= Письменное задание =
Процитируйте все записи дословно, строку за строкой, ничего не меняя.

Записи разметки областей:
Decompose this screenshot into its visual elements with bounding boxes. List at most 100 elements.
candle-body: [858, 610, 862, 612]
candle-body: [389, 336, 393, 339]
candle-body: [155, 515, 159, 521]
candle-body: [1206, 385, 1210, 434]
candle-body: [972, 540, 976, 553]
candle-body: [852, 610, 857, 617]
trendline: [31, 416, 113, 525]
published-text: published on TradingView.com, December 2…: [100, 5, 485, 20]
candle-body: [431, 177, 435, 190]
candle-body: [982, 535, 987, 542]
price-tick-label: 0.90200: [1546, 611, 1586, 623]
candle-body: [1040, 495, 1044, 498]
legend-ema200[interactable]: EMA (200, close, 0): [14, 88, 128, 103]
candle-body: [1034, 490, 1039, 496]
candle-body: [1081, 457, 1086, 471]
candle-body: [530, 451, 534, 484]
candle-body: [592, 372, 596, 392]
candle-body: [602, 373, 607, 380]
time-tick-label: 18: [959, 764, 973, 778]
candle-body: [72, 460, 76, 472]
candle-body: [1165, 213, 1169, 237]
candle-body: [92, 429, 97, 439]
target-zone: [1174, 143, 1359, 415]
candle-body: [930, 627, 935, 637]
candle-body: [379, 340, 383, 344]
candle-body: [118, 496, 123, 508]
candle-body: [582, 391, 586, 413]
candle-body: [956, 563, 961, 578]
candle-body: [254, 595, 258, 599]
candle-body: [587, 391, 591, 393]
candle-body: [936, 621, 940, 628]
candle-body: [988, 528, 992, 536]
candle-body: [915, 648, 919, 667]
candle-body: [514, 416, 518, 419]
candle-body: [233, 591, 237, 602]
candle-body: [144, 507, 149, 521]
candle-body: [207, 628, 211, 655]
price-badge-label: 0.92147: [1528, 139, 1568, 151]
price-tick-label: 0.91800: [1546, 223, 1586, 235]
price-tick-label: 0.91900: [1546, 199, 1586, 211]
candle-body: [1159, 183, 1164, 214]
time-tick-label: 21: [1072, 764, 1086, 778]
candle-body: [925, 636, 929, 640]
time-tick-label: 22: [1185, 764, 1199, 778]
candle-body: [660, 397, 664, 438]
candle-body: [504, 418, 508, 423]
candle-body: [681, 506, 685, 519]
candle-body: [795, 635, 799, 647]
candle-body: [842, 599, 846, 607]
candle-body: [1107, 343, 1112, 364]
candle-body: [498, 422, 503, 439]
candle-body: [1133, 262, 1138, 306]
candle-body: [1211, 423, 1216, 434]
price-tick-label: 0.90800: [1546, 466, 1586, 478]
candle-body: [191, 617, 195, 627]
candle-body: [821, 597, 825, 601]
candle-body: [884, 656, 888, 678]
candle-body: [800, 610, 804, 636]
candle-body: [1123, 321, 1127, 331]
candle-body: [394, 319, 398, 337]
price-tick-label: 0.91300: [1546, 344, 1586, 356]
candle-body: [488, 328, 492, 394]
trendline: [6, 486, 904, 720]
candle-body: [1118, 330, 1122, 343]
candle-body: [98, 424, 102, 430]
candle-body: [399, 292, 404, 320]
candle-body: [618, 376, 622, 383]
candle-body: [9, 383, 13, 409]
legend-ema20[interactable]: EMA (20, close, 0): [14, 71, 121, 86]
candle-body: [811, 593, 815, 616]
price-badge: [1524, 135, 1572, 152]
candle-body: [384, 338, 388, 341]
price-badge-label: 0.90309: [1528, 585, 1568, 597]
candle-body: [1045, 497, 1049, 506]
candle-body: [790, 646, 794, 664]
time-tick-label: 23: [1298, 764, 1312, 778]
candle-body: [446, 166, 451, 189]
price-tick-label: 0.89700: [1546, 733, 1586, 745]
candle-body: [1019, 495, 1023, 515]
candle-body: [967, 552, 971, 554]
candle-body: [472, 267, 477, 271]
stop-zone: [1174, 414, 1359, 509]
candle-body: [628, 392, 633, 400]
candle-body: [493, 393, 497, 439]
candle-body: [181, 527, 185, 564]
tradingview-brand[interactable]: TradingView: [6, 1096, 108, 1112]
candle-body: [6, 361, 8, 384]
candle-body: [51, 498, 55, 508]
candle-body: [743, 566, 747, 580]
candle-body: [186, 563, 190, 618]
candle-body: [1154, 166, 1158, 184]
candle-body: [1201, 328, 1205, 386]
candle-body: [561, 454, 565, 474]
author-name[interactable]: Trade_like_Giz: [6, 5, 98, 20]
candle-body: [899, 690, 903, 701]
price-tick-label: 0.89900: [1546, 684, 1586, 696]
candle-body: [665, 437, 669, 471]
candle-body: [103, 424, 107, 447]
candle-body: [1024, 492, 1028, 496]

= Письменный ответ =
Decompose this screenshot into its visual elements with bounding boxes. List at most 100 elements.
candle-body: [858, 610, 862, 612]
candle-body: [389, 336, 393, 339]
candle-body: [155, 515, 159, 521]
candle-body: [1206, 385, 1210, 434]
candle-body: [972, 540, 976, 553]
candle-body: [852, 610, 857, 617]
trendline: [31, 416, 113, 525]
published-text: published on TradingView.com, December 2…: [100, 5, 485, 20]
candle-body: [431, 177, 435, 190]
candle-body: [982, 535, 987, 542]
price-tick-label: 0.90200: [1546, 611, 1586, 623]
candle-body: [1040, 495, 1044, 498]
legend-ema200[interactable]: EMA (200, close, 0): [14, 88, 128, 103]
candle-body: [1034, 490, 1039, 496]
candle-body: [1081, 457, 1086, 471]
candle-body: [530, 451, 534, 484]
candle-body: [592, 372, 596, 392]
candle-body: [602, 373, 607, 380]
time-tick-label: 18: [959, 764, 973, 778]
candle-body: [72, 460, 76, 472]
candle-body: [1165, 213, 1169, 237]
candle-body: [92, 429, 97, 439]
target-zone: [1174, 143, 1359, 415]
candle-body: [930, 627, 935, 637]
candle-body: [379, 340, 383, 344]
candle-body: [118, 496, 123, 508]
candle-body: [582, 391, 586, 413]
candle-body: [956, 563, 961, 578]
candle-body: [254, 595, 258, 599]
candle-body: [587, 391, 591, 393]
candle-body: [936, 621, 940, 628]
candle-body: [988, 528, 992, 536]
candle-body: [915, 648, 919, 667]
candle-body: [514, 416, 518, 419]
candle-body: [233, 591, 237, 602]
candle-body: [144, 507, 149, 521]
candle-body: [207, 628, 211, 655]
price-badge-label: 0.92147: [1528, 139, 1568, 151]
price-tick-label: 0.91800: [1546, 223, 1586, 235]
price-tick-label: 0.91900: [1546, 199, 1586, 211]
candle-body: [1159, 183, 1164, 214]
time-tick-label: 21: [1072, 764, 1086, 778]
candle-body: [925, 636, 929, 640]
time-tick-label: 22: [1185, 764, 1199, 778]
candle-body: [660, 397, 664, 438]
candle-body: [504, 418, 508, 423]
candle-body: [681, 506, 685, 519]
candle-body: [795, 635, 799, 647]
candle-body: [842, 599, 846, 607]
candle-body: [1107, 343, 1112, 364]
candle-body: [498, 422, 503, 439]
candle-body: [1133, 262, 1138, 306]
candle-body: [1211, 423, 1216, 434]
price-tick-label: 0.90800: [1546, 466, 1586, 478]
candle-body: [191, 617, 195, 627]
candle-body: [821, 597, 825, 601]
candle-body: [884, 656, 888, 678]
candle-body: [800, 610, 804, 636]
candle-body: [1123, 321, 1127, 331]
candle-body: [394, 319, 398, 337]
price-tick-label: 0.91300: [1546, 344, 1586, 356]
candle-body: [488, 328, 492, 394]
trendline: [6, 486, 904, 720]
candle-body: [1118, 330, 1122, 343]
candle-body: [98, 424, 102, 430]
candle-body: [399, 292, 404, 320]
candle-body: [618, 376, 622, 383]
candle-body: [9, 383, 13, 409]
legend-ema20[interactable]: EMA (20, close, 0): [14, 71, 121, 86]
candle-body: [811, 593, 815, 616]
price-badge: [1524, 135, 1572, 152]
candle-body: [384, 338, 388, 341]
price-badge-label: 0.90309: [1528, 585, 1568, 597]
candle-body: [1045, 497, 1049, 506]
candle-body: [790, 646, 794, 664]
time-tick-label: 23: [1298, 764, 1312, 778]
candle-body: [446, 166, 451, 189]
price-tick-label: 0.89700: [1546, 733, 1586, 745]
candle-body: [1019, 495, 1023, 515]
candle-body: [967, 552, 971, 554]
candle-body: [472, 267, 477, 271]
stop-zone: [1174, 414, 1359, 509]
candle-body: [628, 392, 633, 400]
candle-body: [493, 393, 497, 439]
candle-body: [181, 527, 185, 564]
tradingview-brand[interactable]: TradingView: [6, 1096, 108, 1112]
candle-body: [6, 361, 8, 384]
candle-body: [51, 498, 55, 508]
candle-body: [743, 566, 747, 580]
candle-body: [186, 563, 190, 618]
candle-body: [1154, 166, 1158, 184]
candle-body: [1201, 328, 1205, 386]
candle-body: [561, 454, 565, 474]
author-name[interactable]: Trade_like_Giz: [6, 5, 98, 20]
candle-body: [899, 690, 903, 701]
price-tick-label: 0.89900: [1546, 684, 1586, 696]
candle-body: [665, 437, 669, 471]
candle-body: [103, 424, 107, 447]
candle-body: [1024, 492, 1028, 496]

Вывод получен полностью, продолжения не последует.